### To do
Copy each line with the word "Fête" in it.
**********
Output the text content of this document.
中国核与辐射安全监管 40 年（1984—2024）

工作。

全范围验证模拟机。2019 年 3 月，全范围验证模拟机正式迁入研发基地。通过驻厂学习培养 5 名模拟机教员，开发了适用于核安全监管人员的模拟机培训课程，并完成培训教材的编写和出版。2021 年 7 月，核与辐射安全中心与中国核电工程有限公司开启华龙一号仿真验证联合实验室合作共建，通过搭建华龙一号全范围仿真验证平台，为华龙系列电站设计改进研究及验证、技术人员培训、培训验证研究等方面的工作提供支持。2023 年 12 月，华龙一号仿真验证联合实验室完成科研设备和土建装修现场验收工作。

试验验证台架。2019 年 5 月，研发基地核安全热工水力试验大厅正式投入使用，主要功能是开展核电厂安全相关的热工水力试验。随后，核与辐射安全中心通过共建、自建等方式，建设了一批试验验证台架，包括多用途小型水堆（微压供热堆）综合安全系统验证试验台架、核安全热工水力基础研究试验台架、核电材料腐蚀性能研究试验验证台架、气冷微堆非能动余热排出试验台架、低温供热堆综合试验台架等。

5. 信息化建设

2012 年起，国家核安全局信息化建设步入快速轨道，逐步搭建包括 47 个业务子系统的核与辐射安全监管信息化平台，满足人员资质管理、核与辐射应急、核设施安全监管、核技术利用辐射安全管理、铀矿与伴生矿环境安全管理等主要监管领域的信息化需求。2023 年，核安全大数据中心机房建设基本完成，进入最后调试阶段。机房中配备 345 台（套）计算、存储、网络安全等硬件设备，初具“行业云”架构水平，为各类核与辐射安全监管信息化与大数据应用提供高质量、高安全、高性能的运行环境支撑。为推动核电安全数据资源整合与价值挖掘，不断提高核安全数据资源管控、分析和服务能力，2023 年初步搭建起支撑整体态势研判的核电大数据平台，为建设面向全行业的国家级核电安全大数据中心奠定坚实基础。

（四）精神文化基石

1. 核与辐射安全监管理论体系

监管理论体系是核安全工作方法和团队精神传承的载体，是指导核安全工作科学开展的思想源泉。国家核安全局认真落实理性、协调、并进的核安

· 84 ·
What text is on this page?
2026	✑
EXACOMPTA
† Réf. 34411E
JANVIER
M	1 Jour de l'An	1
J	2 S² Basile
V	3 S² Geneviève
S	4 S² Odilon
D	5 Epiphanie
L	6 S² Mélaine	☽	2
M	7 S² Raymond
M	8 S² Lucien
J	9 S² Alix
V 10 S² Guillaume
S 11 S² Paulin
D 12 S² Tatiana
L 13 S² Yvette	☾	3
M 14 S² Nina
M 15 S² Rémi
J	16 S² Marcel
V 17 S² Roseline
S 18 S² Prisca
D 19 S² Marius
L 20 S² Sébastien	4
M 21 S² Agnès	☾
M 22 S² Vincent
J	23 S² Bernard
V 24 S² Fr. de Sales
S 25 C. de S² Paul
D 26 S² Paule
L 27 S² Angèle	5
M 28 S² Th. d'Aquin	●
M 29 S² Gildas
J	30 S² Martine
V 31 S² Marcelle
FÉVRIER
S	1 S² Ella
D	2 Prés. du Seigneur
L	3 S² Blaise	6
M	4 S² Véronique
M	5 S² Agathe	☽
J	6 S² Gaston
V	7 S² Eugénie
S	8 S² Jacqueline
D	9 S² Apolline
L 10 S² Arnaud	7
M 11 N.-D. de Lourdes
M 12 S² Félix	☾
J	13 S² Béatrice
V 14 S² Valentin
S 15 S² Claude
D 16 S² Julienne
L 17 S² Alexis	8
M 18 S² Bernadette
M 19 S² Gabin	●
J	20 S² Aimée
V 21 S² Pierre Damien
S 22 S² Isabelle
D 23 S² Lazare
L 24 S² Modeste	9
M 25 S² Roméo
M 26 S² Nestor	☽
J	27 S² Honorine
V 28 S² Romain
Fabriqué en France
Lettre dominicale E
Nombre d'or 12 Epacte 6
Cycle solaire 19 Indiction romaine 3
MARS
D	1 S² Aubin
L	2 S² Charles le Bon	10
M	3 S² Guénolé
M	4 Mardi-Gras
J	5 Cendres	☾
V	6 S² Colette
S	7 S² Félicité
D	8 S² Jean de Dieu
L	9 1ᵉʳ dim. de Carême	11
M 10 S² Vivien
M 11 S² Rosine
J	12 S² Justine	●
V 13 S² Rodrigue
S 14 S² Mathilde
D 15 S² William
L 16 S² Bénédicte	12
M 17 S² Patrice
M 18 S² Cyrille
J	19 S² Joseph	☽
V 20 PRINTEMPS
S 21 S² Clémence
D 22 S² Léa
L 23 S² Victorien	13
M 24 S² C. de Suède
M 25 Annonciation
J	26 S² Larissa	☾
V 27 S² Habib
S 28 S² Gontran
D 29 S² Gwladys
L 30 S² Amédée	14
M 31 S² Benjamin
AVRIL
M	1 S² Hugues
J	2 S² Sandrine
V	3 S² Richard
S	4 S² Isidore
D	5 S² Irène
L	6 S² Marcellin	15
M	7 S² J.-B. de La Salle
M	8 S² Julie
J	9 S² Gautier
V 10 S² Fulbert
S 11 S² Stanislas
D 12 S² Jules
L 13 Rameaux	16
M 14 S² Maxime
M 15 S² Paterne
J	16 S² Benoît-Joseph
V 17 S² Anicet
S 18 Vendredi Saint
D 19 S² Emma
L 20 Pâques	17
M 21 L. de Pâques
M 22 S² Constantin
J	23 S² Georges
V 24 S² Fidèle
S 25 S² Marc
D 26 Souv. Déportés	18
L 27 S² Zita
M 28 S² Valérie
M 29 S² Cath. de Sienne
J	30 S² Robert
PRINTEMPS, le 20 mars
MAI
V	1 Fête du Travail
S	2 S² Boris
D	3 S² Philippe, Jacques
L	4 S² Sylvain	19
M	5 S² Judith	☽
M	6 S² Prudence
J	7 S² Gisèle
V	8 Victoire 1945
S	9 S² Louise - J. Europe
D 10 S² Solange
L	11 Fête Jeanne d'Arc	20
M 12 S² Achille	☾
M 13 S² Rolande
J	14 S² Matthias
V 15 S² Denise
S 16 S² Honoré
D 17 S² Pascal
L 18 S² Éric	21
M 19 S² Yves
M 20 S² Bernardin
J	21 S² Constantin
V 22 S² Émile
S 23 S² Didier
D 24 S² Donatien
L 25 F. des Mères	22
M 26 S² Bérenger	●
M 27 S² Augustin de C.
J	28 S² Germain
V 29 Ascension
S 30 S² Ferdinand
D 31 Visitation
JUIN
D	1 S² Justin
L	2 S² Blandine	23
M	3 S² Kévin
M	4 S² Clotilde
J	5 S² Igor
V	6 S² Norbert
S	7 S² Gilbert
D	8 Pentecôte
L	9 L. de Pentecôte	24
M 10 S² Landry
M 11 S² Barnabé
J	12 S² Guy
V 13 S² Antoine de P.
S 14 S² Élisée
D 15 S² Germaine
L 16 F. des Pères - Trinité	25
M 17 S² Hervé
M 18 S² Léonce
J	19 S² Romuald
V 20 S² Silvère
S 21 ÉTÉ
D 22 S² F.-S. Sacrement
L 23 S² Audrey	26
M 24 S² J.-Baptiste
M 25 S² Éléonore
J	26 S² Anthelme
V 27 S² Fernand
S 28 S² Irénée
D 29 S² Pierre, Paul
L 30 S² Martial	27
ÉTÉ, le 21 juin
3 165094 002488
**********
### Written response
V	1 Fête du Travail
L	11 Fête Jeanne d'Arc	20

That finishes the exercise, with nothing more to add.